* [Task to carry out]:
Drop the images; return everything else in the listing below exactly.

______________________________

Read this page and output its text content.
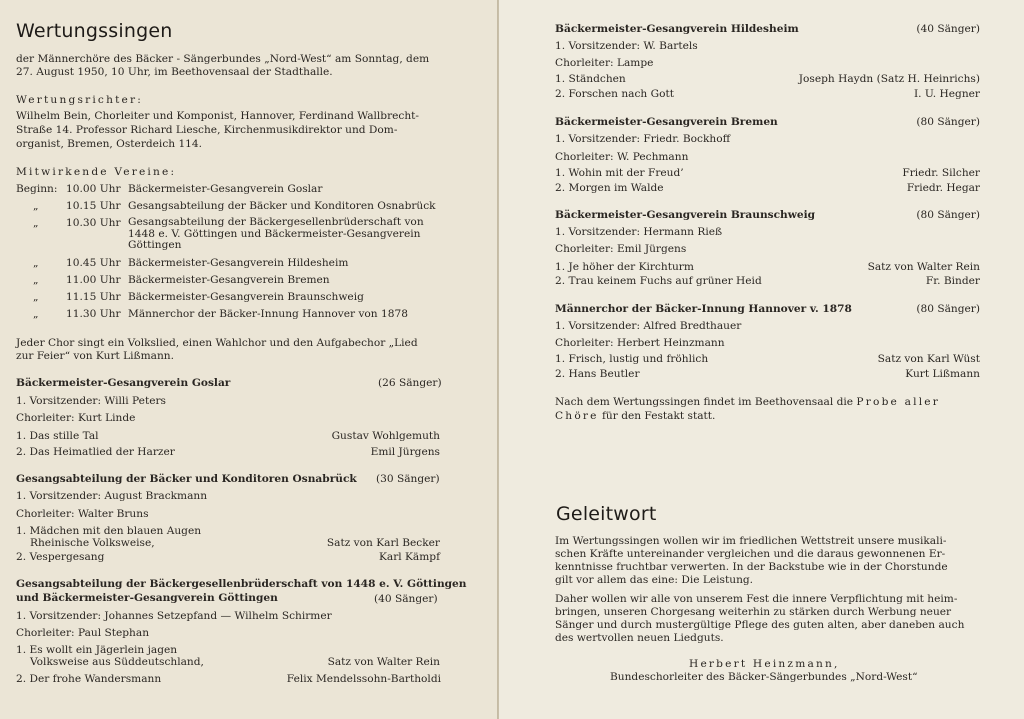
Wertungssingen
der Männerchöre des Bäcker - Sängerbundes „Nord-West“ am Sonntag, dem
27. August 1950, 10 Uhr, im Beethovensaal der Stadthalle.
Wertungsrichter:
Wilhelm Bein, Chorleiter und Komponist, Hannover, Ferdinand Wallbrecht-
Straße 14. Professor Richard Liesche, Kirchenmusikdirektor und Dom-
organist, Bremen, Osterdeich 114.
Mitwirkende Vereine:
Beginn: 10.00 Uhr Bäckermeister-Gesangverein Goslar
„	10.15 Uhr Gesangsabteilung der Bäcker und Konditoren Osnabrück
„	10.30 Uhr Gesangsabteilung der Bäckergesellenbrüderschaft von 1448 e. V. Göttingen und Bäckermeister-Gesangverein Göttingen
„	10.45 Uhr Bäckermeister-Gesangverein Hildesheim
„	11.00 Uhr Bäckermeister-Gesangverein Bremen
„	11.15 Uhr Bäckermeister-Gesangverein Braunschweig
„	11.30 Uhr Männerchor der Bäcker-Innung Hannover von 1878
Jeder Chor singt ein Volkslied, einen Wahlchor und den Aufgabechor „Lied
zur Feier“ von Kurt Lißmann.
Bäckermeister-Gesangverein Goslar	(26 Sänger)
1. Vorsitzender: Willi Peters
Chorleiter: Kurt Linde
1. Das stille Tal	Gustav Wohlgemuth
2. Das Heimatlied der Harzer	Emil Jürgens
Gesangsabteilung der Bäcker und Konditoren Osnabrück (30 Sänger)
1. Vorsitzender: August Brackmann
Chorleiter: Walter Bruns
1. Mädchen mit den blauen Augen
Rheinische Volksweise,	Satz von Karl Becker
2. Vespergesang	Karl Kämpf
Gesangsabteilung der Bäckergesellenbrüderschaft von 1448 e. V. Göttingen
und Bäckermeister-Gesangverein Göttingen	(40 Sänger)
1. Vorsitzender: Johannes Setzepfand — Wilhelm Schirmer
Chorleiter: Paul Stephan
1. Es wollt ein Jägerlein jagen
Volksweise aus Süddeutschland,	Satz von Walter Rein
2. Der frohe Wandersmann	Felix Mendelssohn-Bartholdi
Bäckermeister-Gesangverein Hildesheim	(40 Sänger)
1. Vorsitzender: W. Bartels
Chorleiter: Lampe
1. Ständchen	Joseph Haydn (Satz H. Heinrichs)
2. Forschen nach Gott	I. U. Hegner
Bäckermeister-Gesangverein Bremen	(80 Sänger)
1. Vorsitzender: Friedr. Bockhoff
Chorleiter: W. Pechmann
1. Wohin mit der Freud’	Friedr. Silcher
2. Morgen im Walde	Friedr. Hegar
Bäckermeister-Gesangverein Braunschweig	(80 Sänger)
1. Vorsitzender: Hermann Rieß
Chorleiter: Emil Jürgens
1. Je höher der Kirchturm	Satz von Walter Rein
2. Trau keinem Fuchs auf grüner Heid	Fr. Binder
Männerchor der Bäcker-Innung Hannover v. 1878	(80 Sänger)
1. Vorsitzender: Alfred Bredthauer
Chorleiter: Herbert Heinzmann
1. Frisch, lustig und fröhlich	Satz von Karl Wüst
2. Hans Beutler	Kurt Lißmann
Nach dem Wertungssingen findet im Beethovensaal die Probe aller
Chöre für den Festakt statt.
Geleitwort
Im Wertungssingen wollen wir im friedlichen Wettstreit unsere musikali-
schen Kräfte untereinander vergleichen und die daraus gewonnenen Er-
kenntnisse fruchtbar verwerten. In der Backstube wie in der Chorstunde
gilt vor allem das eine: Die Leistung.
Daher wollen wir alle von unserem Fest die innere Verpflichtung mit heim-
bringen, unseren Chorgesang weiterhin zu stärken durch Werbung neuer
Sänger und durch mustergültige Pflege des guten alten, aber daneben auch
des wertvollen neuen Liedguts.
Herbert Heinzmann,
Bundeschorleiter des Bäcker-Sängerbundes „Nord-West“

______________________________

* [Exercise answer]:
Read this page and output its text content.
Wertungssingen
der Männerchöre des Bäcker - Sängerbundes „Nord-West“ am Sonntag, dem
27. August 1950, 10 Uhr, im Beethovensaal der Stadthalle.
Wertungsrichter:
Wilhelm Bein, Chorleiter und Komponist, Hannover, Ferdinand Wallbrecht-
Straße 14. Professor Richard Liesche, Kirchenmusikdirektor und Dom-
organist, Bremen, Osterdeich 114.
Mitwirkende Vereine:
Beginn: 10.00 Uhr Bäckermeister-Gesangverein Goslar
„	10.15 Uhr Gesangsabteilung der Bäcker und Konditoren Osnabrück
„	10.30 Uhr Gesangsabteilung der Bäckergesellenbrüderschaft von 1448 e. V. Göttingen und Bäckermeister-Gesangverein Göttingen
„	10.45 Uhr Bäckermeister-Gesangverein Hildesheim
„	11.00 Uhr Bäckermeister-Gesangverein Bremen
„	11.15 Uhr Bäckermeister-Gesangverein Braunschweig
„	11.30 Uhr Männerchor der Bäcker-Innung Hannover von 1878
Jeder Chor singt ein Volkslied, einen Wahlchor und den Aufgabechor „Lied
zur Feier“ von Kurt Lißmann.
Bäckermeister-Gesangverein Goslar	(26 Sänger)
1. Vorsitzender: Willi Peters
Chorleiter: Kurt Linde
1. Das stille Tal	Gustav Wohlgemuth
2. Das Heimatlied der Harzer	Emil Jürgens
Gesangsabteilung der Bäcker und Konditoren Osnabrück (30 Sänger)
1. Vorsitzender: August Brackmann
Chorleiter: Walter Bruns
1. Mädchen mit den blauen Augen
Rheinische Volksweise,	Satz von Karl Becker
2. Vespergesang	Karl Kämpf
Gesangsabteilung der Bäckergesellenbrüderschaft von 1448 e. V. Göttingen
und Bäckermeister-Gesangverein Göttingen	(40 Sänger)
1. Vorsitzender: Johannes Setzepfand — Wilhelm Schirmer
Chorleiter: Paul Stephan
1. Es wollt ein Jägerlein jagen
Volksweise aus Süddeutschland,	Satz von Walter Rein
2. Der frohe Wandersmann	Felix Mendelssohn-Bartholdi
Bäckermeister-Gesangverein Hildesheim	(40 Sänger)
1. Vorsitzender: W. Bartels
Chorleiter: Lampe
1. Ständchen	Joseph Haydn (Satz H. Heinrichs)
2. Forschen nach Gott	I. U. Hegner
Bäckermeister-Gesangverein Bremen	(80 Sänger)
1. Vorsitzender: Friedr. Bockhoff
Chorleiter: W. Pechmann
1. Wohin mit der Freud’	Friedr. Silcher
2. Morgen im Walde	Friedr. Hegar
Bäckermeister-Gesangverein Braunschweig	(80 Sänger)
1. Vorsitzender: Hermann Rieß
Chorleiter: Emil Jürgens
1. Je höher der Kirchturm	Satz von Walter Rein
2. Trau keinem Fuchs auf grüner Heid	Fr. Binder
Männerchor der Bäcker-Innung Hannover v. 1878	(80 Sänger)
1. Vorsitzender: Alfred Bredthauer
Chorleiter: Herbert Heinzmann
1. Frisch, lustig und fröhlich	Satz von Karl Wüst
2. Hans Beutler	Kurt Lißmann
Nach dem Wertungssingen findet im Beethovensaal die Probe aller
Chöre für den Festakt statt.
Geleitwort
Im Wertungssingen wollen wir im friedlichen Wettstreit unsere musikali-
schen Kräfte untereinander vergleichen und die daraus gewonnenen Er-
kenntnisse fruchtbar verwerten. In der Backstube wie in der Chorstunde
gilt vor allem das eine: Die Leistung.
Daher wollen wir alle von unserem Fest die innere Verpflichtung mit heim-
bringen, unseren Chorgesang weiterhin zu stärken durch Werbung neuer
Sänger und durch mustergültige Pflege des guten alten, aber daneben auch
des wertvollen neuen Liedguts.
Herbert Heinzmann,
Bundeschorleiter des Bäcker-Sängerbundes „Nord-West“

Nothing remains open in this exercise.